> **Required work**
Repeat each record exactly. Any picture gets left out.

> **Excerpted records**

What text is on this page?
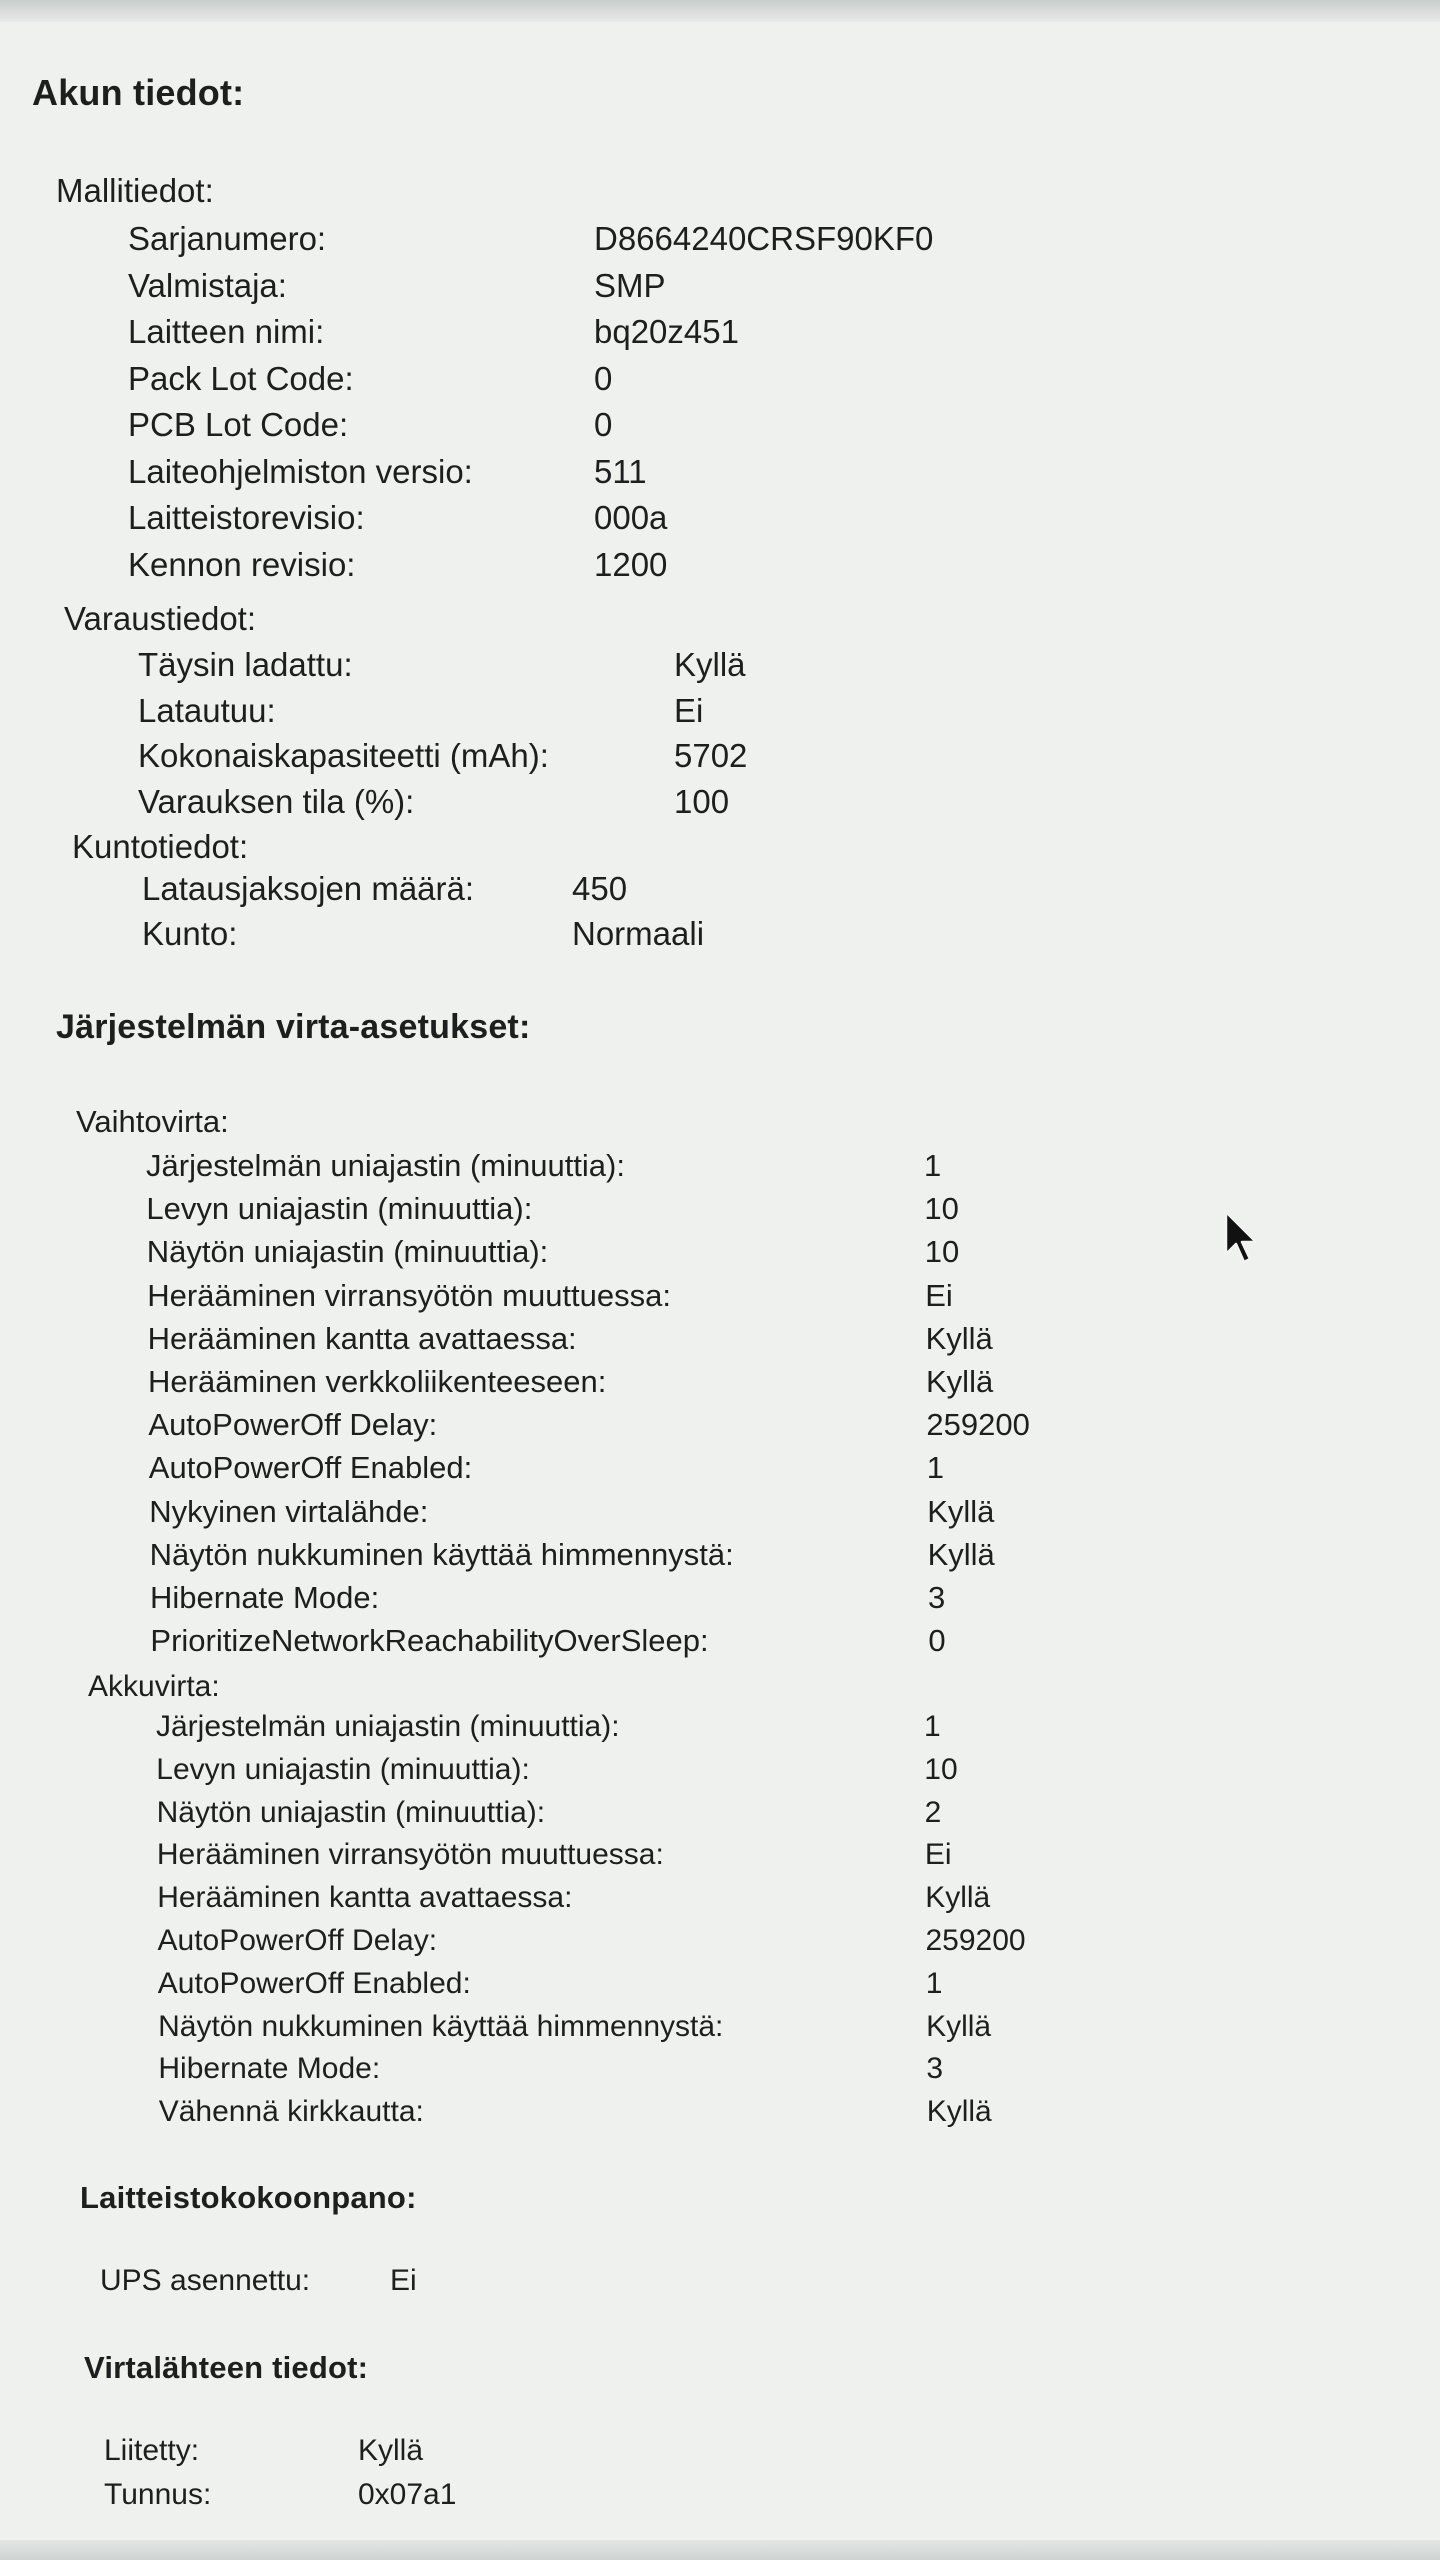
Akun tiedot:
Mallitiedot:
Sarjanumero:	D8664240CRSF90KF0
Valmistaja:	SMP
Laitteen nimi:	bq20z451
Pack Lot Code:	0
PCB Lot Code:	0
Laiteohjelmiston versio:	511
Laitteistorevisio:	000a
Kennon revisio:	1200
Varaustiedot:
Täysin ladattu:	Kyllä
Latautuu:	Ei
Kokonaiskapasiteetti (mAh):	5702
Varauksen tila (%):	100
Kuntotiedot:
Latausjaksojen määrä:	450
Kunto:	Normaali
Järjestelmän virta-asetukset:
Vaihtovirta:
Järjestelmän uniajastin (minuuttia):	1
Levyn uniajastin (minuuttia):	10
Näytön uniajastin (minuuttia):	10
Herääminen virransyötön muuttuessa:	Ei
Herääminen kantta avattaessa:	Kyllä
Herääminen verkkoliikenteeseen:	Kyllä
AutoPowerOff Delay:	259200
AutoPowerOff Enabled:	1
Nykyinen virtalähde:	Kyllä
Näytön nukkuminen käyttää himmennystä:	Kyllä
Hibernate Mode:	3
PrioritizeNetworkReachabilityOverSleep:	0
Akkuvirta:
Järjestelmän uniajastin (minuuttia):	1
Levyn uniajastin (minuuttia):	10
Näytön uniajastin (minuuttia):	2
Herääminen virransyötön muuttuessa:	Ei
Herääminen kantta avattaessa:	Kyllä
AutoPowerOff Delay:	259200
AutoPowerOff Enabled:	1
Näytön nukkuminen käyttää himmennystä:	Kyllä
Hibernate Mode:	3
Vähennä kirkkautta:	Kyllä
Laitteistokokoonpano:
UPS asennettu:	Ei
Virtalähteen tiedot:
Liitetty:	Kyllä
Tunnus:	0x07a1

> **Response**
What text is on this page?
Akun tiedot:
Mallitiedot:
Sarjanumero:	D8664240CRSF90KF0
Valmistaja:	SMP
Laitteen nimi:	bq20z451
Pack Lot Code:	0
PCB Lot Code:	0
Laiteohjelmiston versio:	511
Laitteistorevisio:	000a
Kennon revisio:	1200
Varaustiedot:
Täysin ladattu:	Kyllä
Latautuu:	Ei
Kokonaiskapasiteetti (mAh):	5702
Varauksen tila (%):	100
Kuntotiedot:
Latausjaksojen määrä:	450
Kunto:	Normaali
Järjestelmän virta-asetukset:
Vaihtovirta:
Järjestelmän uniajastin (minuuttia):	1
Levyn uniajastin (minuuttia):	10
Näytön uniajastin (minuuttia):	10
Herääminen virransyötön muuttuessa:	Ei
Herääminen kantta avattaessa:	Kyllä
Herääminen verkkoliikenteeseen:	Kyllä
AutoPowerOff Delay:	259200
AutoPowerOff Enabled:	1
Nykyinen virtalähde:	Kyllä
Näytön nukkuminen käyttää himmennystä:	Kyllä
Hibernate Mode:	3
PrioritizeNetworkReachabilityOverSleep:	0
Akkuvirta:
Järjestelmän uniajastin (minuuttia):	1
Levyn uniajastin (minuuttia):	10
Näytön uniajastin (minuuttia):	2
Herääminen virransyötön muuttuessa:	Ei
Herääminen kantta avattaessa:	Kyllä
AutoPowerOff Delay:	259200
AutoPowerOff Enabled:	1
Näytön nukkuminen käyttää himmennystä:	Kyllä
Hibernate Mode:	3
Vähennä kirkkautta:	Kyllä
Laitteistokokoonpano:
UPS asennettu:	Ei
Virtalähteen tiedot:
Liitetty:	Kyllä
Tunnus:	0x07a1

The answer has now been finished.